++++ Raw records ++++
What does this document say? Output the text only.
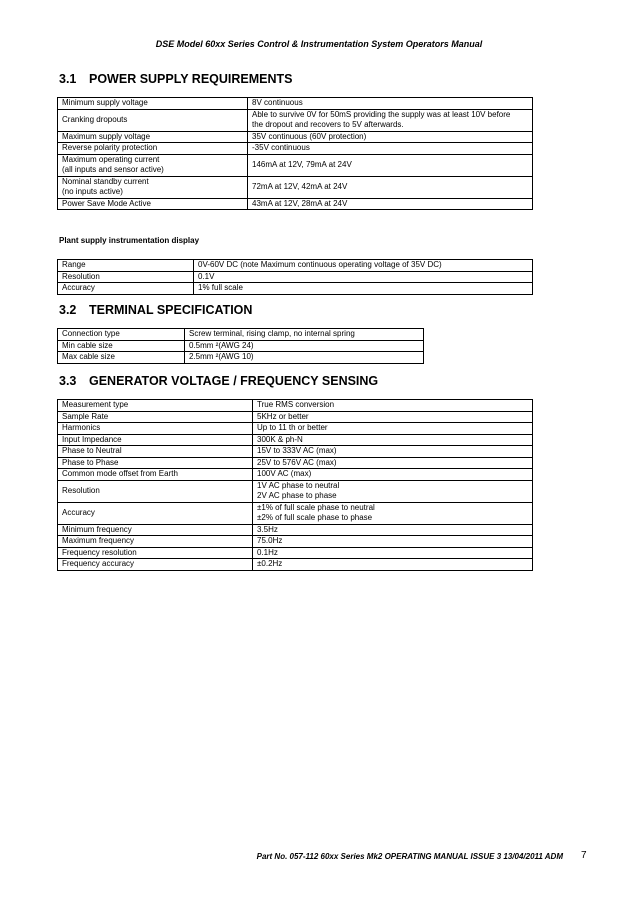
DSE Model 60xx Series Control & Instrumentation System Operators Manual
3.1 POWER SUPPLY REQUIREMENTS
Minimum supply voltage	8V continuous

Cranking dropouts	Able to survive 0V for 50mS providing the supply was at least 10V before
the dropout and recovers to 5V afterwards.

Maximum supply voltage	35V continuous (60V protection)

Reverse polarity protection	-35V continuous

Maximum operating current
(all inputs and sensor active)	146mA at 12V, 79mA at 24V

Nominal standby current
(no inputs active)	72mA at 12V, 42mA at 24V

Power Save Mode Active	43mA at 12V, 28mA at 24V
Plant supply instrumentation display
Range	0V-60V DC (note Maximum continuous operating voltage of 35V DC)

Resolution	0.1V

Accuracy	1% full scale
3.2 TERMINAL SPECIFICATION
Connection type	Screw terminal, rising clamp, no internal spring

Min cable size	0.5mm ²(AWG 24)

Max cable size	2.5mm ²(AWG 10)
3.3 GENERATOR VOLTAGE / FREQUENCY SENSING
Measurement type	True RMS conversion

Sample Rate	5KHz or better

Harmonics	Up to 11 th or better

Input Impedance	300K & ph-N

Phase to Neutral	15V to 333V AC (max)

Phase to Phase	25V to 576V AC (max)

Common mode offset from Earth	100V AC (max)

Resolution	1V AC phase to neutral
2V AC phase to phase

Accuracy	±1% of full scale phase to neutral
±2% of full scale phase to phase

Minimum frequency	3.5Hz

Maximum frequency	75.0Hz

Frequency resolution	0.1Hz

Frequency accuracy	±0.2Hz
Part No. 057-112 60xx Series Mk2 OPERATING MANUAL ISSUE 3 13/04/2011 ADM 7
++++
++++ Raw records ++++
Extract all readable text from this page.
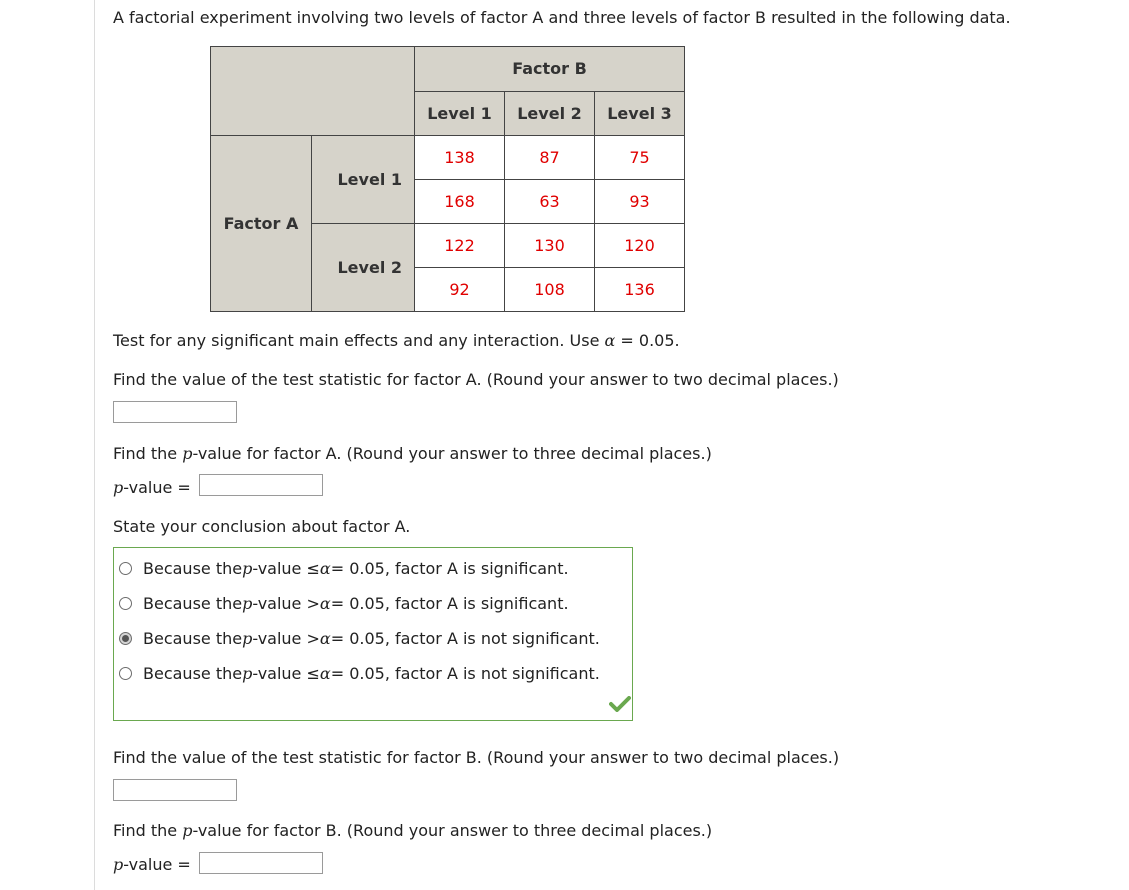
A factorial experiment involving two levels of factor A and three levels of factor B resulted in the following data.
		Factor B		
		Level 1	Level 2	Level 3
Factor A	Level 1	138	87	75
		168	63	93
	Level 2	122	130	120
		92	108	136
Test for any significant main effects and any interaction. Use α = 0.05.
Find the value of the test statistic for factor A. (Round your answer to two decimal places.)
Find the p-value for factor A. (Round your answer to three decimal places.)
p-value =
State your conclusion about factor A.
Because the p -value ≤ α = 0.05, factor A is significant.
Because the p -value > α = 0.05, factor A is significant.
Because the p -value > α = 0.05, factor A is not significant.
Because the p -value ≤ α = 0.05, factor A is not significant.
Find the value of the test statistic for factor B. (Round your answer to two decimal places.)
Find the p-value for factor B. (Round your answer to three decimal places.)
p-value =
++++
- Task statement: Looking at the entries above, say how many lines contain the word "places". Only the number is wanted.

- Expected output: 4